## Required work:
Quote the data below in full, please, without altering anything.

## Stored data:

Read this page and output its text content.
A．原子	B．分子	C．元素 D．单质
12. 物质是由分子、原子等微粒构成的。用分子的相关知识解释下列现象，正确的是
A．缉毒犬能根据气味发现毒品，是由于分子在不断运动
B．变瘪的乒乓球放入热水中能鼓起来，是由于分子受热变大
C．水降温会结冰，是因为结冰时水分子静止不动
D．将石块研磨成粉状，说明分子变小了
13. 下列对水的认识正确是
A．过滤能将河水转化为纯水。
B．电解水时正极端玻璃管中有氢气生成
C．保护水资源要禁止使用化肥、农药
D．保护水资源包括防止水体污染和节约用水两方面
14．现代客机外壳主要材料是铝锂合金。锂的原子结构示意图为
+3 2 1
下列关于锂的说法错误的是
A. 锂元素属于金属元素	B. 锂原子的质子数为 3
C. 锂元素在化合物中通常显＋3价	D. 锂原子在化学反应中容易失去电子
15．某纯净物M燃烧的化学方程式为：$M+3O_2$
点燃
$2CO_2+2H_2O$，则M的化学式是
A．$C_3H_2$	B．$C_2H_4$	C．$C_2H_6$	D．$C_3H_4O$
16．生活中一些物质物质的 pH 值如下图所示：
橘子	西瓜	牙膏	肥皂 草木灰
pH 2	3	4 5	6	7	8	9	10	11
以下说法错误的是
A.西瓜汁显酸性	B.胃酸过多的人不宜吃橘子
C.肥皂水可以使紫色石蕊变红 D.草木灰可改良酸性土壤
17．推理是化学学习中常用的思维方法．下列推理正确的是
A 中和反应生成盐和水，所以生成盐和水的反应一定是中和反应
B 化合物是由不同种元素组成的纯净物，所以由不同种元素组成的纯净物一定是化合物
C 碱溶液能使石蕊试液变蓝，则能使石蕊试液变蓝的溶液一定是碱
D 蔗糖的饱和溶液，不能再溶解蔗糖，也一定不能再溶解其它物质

## Solution:
Read this page and output its text content.
A．原子	B．分子	C．元素 D．单质
12. 物质是由分子、原子等微粒构成的。用分子的相关知识解释下列现象，正确的是
A．缉毒犬能根据气味发现毒品，是由于分子在不断运动
B．变瘪的乒乓球放入热水中能鼓起来，是由于分子受热变大
C．水降温会结冰，是因为结冰时水分子静止不动
D．将石块研磨成粉状，说明分子变小了
13. 下列对水的认识正确是
A．过滤能将河水转化为纯水。
B．电解水时正极端玻璃管中有氢气生成
C．保护水资源要禁止使用化肥、农药
D．保护水资源包括防止水体污染和节约用水两方面
14．现代客机外壳主要材料是铝锂合金。锂的原子结构示意图为
+3 2 1
下列关于锂的说法错误的是
A. 锂元素属于金属元素	B. 锂原子的质子数为 3
C. 锂元素在化合物中通常显＋3价	D. 锂原子在化学反应中容易失去电子
15．某纯净物M燃烧的化学方程式为：$M+3O_2$
点燃
$2CO_2+2H_2O$，则M的化学式是
A．$C_3H_2$	B．$C_2H_4$	C．$C_2H_6$	D．$C_3H_4O$
16．生活中一些物质物质的 pH 值如下图所示：
橘子	西瓜	牙膏	肥皂 草木灰
pH 2	3	4 5	6	7	8	9	10	11
以下说法错误的是
A.西瓜汁显酸性	B.胃酸过多的人不宜吃橘子
C.肥皂水可以使紫色石蕊变红 D.草木灰可改良酸性土壤
17．推理是化学学习中常用的思维方法．下列推理正确的是
A 中和反应生成盐和水，所以生成盐和水的反应一定是中和反应
B 化合物是由不同种元素组成的纯净物，所以由不同种元素组成的纯净物一定是化合物
C 碱溶液能使石蕊试液变蓝，则能使石蕊试液变蓝的溶液一定是碱
D 蔗糖的饱和溶液，不能再溶解蔗糖，也一定不能再溶解其它物质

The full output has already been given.